=== Task statement ===
Your task is to copy every line of the records below that contains "legend".

=== Records for the task ===
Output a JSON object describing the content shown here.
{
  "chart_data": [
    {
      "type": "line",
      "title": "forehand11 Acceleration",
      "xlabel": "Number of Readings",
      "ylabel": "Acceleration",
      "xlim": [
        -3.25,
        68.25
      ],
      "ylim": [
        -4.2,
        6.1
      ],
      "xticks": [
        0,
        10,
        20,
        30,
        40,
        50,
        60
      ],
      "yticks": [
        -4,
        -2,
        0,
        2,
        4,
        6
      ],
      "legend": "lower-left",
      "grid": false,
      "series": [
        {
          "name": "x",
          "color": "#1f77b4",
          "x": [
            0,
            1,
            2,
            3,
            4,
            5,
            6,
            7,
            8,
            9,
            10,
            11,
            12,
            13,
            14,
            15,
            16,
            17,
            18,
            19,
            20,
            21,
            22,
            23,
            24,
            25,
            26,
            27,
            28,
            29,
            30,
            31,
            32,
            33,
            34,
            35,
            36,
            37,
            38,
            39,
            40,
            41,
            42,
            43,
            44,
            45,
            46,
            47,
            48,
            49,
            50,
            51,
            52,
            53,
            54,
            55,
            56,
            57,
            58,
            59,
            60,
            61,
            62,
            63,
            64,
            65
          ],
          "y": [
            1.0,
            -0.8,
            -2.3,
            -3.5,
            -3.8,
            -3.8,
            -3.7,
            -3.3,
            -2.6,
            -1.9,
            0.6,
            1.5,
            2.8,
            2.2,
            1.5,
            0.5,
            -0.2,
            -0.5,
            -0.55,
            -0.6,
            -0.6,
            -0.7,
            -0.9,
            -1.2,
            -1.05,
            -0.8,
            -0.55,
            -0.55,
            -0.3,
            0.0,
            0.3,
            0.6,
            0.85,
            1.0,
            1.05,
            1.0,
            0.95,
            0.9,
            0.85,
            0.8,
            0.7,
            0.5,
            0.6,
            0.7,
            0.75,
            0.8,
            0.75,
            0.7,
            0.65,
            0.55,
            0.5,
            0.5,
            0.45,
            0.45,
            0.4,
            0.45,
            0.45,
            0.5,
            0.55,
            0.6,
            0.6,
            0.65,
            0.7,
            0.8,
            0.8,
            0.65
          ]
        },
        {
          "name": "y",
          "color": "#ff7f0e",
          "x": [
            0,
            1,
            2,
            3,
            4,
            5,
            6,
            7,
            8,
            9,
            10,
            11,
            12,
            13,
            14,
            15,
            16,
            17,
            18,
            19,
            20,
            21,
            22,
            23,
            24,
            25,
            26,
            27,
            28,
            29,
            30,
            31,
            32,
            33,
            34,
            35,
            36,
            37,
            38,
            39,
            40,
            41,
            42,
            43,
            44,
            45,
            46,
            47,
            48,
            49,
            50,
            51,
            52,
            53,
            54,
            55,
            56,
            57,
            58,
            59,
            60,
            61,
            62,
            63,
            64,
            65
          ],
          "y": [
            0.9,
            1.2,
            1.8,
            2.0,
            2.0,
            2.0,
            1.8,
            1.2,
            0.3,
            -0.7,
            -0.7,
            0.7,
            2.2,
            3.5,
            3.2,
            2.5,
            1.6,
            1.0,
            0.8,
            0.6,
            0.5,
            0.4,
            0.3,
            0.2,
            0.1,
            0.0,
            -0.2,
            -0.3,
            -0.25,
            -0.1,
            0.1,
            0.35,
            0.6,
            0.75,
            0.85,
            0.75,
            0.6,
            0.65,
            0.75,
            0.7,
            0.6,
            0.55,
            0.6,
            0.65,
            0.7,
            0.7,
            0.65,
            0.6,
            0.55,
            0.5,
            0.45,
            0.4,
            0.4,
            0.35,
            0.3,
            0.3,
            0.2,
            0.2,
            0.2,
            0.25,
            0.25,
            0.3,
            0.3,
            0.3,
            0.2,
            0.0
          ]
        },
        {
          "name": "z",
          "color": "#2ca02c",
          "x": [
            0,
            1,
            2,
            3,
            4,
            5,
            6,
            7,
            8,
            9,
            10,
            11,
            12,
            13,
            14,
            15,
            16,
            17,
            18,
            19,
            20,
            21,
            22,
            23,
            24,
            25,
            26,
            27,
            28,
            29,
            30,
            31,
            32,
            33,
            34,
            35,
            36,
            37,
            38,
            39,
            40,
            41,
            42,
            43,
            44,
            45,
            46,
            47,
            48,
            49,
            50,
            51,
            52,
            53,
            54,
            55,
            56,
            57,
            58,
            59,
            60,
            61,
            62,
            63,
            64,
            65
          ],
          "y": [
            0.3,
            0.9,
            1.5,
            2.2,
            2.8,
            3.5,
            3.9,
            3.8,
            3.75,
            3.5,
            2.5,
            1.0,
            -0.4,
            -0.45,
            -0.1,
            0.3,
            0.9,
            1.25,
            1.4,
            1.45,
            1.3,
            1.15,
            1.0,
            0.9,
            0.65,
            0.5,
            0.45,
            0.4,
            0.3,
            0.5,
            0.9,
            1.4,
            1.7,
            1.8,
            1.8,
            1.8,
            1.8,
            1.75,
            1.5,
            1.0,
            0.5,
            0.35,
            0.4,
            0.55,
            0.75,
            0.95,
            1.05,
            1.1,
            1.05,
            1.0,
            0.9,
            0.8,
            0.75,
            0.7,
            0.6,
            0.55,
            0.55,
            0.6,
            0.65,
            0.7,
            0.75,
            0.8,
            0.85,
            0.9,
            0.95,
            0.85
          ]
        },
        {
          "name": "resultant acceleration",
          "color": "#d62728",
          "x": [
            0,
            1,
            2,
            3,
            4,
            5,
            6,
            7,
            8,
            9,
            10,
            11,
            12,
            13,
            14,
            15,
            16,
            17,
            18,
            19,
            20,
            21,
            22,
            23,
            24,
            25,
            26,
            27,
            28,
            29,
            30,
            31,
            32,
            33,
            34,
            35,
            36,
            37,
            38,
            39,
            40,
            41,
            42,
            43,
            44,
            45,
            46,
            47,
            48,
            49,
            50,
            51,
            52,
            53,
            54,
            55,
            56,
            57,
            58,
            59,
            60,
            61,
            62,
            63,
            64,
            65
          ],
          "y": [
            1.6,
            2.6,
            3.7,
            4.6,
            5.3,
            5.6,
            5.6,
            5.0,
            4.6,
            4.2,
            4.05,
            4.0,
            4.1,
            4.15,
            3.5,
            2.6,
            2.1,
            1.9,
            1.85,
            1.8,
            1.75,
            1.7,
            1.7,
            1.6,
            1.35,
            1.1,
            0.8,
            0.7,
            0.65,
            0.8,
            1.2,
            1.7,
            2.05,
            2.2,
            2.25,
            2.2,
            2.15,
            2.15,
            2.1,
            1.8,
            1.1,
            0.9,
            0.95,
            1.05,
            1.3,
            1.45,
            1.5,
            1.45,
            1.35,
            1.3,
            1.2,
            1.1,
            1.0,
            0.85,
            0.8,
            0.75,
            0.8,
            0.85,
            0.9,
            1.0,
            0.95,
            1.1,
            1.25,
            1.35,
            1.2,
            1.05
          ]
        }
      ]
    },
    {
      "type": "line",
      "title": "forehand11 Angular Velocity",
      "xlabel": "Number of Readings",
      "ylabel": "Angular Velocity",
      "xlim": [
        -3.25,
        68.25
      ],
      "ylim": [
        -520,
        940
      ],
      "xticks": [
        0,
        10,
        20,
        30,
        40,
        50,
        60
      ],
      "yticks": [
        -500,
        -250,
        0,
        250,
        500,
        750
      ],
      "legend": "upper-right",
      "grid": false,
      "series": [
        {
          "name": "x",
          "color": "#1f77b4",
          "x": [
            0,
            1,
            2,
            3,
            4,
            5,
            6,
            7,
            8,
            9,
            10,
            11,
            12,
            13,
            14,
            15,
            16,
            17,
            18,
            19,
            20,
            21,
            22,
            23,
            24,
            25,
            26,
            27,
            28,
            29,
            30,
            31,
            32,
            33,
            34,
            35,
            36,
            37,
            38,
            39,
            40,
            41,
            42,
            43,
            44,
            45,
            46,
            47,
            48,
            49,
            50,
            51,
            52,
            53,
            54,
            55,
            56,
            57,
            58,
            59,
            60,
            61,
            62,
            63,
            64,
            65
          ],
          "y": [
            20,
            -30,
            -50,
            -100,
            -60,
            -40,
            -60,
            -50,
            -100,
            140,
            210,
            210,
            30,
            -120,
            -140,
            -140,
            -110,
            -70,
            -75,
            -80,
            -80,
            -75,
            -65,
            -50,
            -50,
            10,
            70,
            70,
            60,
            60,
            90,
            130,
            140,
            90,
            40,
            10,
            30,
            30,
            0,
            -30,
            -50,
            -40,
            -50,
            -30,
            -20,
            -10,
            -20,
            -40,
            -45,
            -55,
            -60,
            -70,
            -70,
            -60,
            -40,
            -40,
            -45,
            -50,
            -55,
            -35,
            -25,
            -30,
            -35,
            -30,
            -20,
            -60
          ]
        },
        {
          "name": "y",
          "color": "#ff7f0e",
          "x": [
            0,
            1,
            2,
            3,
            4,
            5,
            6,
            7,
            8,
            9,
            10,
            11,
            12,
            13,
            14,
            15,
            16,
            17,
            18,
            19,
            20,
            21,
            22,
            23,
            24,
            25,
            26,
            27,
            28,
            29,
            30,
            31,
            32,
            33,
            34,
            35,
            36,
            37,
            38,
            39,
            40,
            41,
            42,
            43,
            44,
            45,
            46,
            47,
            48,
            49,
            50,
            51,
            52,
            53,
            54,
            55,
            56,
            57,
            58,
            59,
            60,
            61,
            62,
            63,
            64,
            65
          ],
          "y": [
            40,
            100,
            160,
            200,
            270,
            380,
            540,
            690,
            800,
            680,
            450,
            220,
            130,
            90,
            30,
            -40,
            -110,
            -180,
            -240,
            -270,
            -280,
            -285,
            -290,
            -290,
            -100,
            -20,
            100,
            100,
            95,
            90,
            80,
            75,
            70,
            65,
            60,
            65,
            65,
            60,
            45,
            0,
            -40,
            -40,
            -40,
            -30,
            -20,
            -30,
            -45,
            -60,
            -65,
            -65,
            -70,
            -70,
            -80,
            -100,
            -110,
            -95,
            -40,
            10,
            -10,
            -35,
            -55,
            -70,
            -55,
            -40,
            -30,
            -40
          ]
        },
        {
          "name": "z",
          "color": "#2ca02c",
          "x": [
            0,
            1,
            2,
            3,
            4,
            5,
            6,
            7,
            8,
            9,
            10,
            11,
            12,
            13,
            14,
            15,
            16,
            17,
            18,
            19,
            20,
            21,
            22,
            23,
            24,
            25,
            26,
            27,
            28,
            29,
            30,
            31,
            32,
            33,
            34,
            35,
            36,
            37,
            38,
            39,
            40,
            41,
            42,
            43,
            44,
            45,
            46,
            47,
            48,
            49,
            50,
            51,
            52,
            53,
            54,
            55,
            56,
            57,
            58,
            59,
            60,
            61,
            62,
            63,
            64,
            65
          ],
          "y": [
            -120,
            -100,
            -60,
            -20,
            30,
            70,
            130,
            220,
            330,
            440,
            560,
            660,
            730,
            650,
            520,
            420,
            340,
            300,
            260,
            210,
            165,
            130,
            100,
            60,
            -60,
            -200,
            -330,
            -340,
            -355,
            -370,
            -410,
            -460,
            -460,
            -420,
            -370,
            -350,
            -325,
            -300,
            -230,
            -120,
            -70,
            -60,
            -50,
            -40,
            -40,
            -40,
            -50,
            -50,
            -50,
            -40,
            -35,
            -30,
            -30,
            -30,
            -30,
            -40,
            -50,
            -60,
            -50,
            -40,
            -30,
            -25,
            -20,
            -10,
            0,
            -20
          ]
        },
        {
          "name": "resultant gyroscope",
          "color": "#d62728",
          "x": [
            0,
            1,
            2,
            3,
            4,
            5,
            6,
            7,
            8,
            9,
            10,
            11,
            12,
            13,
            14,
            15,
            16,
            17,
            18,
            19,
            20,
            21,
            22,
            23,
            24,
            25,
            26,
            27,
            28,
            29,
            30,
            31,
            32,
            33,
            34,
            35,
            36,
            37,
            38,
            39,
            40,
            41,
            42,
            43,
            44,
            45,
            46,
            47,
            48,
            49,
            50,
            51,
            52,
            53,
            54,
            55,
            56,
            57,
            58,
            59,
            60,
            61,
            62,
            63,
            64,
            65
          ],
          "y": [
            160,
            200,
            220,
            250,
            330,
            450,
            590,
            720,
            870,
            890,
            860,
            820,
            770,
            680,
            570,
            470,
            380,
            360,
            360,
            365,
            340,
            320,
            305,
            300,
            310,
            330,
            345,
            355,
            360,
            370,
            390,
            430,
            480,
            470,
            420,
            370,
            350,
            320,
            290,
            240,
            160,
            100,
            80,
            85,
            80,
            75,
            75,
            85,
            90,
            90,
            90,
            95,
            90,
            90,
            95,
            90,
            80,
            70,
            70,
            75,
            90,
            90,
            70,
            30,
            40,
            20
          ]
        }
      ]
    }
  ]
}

=== Output ===
      "legend": "lower-left",
      "legend": "upper-right",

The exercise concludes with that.